BEGIN Extracted data

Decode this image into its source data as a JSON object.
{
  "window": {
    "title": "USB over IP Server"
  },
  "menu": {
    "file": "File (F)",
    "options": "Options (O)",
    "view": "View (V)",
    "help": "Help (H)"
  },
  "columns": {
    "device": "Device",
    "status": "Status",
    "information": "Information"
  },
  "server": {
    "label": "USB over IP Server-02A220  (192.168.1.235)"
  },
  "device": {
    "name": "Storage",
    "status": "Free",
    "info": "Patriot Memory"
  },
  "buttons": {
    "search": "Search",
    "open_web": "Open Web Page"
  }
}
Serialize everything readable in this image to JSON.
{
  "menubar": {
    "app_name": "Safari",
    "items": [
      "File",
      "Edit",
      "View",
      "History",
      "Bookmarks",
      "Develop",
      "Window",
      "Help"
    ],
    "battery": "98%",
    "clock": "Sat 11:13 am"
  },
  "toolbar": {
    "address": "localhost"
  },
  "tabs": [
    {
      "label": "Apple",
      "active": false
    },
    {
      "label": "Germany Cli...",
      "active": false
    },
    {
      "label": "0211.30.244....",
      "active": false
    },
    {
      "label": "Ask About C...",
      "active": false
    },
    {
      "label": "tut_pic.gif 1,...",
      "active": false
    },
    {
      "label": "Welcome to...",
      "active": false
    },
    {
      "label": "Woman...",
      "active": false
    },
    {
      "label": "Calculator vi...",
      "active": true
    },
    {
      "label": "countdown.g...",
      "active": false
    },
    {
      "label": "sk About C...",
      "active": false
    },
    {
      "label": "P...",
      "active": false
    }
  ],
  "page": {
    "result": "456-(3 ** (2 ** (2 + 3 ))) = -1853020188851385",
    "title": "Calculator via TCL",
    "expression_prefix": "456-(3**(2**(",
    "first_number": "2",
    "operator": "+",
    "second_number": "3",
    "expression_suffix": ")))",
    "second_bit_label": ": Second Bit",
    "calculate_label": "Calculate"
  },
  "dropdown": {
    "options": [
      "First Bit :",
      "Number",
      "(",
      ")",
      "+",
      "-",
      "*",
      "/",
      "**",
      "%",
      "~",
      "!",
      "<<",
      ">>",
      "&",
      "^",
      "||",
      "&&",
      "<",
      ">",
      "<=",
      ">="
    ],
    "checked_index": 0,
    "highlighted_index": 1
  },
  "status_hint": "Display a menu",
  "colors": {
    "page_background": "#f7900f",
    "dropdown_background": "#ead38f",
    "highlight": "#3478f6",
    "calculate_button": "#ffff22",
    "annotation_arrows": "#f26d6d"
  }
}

END Extracted data

Quote all the records. Keep every word exact.

Decode this image into its source data as a JSON object.
{
  "window": {
    "title": "USB over IP Server"
  },
  "menu": {
    "file": "File (F)",
    "options": "Options (O)",
    "view": "View (V)",
    "help": "Help (H)"
  },
  "columns": {
    "device": "Device",
    "status": "Status",
    "information": "Information"
  },
  "server": {
    "label": "USB over IP Server-02A220  (192.168.1.235)"
  },
  "device": {
    "name": "Storage",
    "status": "Free",
    "info": "Patriot Memory"
  },
  "buttons": {
    "search": "Search",
    "open_web": "Open Web Page"
  }
}
Serialize everything readable in this image to JSON.
{
  "menubar": {
    "app_name": "Safari",
    "items": [
      "File",
      "Edit",
      "View",
      "History",
      "Bookmarks",
      "Develop",
      "Window",
      "Help"
    ],
    "battery": "98%",
    "clock": "Sat 11:13 am"
  },
  "toolbar": {
    "address": "localhost"
  },
  "tabs": [
    {
      "label": "Apple",
      "active": false
    },
    {
      "label": "Germany Cli...",
      "active": false
    },
    {
      "label": "0211.30.244....",
      "active": false
    },
    {
      "label": "Ask About C...",
      "active": false
    },
    {
      "label": "tut_pic.gif 1,...",
      "active": false
    },
    {
      "label": "Welcome to...",
      "active": false
    },
    {
      "label": "Woman...",
      "active": false
    },
    {
      "label": "Calculator vi...",
      "active": true
    },
    {
      "label": "countdown.g...",
      "active": false
    },
    {
      "label": "sk About C...",
      "active": false
    },
    {
      "label": "P...",
      "active": false
    }
  ],
  "page": {
    "result": "456-(3 ** (2 ** (2 + 3 ))) = -1853020188851385",
    "title": "Calculator via TCL",
    "expression_prefix": "456-(3**(2**(",
    "first_number": "2",
    "operator": "+",
    "second_number": "3",
    "expression_suffix": ")))",
    "second_bit_label": ": Second Bit",
    "calculate_label": "Calculate"
  },
  "dropdown": {
    "options": [
      "First Bit :",
      "Number",
      "(",
      ")",
      "+",
      "-",
      "*",
      "/",
      "**",
      "%",
      "~",
      "!",
      "<<",
      ">>",
      "&",
      "^",
      "||",
      "&&",
      "<",
      ">",
      "<=",
      ">="
    ],
    "checked_index": 0,
    "highlighted_index": 1
  },
  "status_hint": "Display a menu",
  "colors": {
    "page_background": "#f7900f",
    "dropdown_background": "#ead38f",
    "highlight": "#3478f6",
    "calculate_button": "#ffff22",
    "annotation_arrows": "#f26d6d"
  }
}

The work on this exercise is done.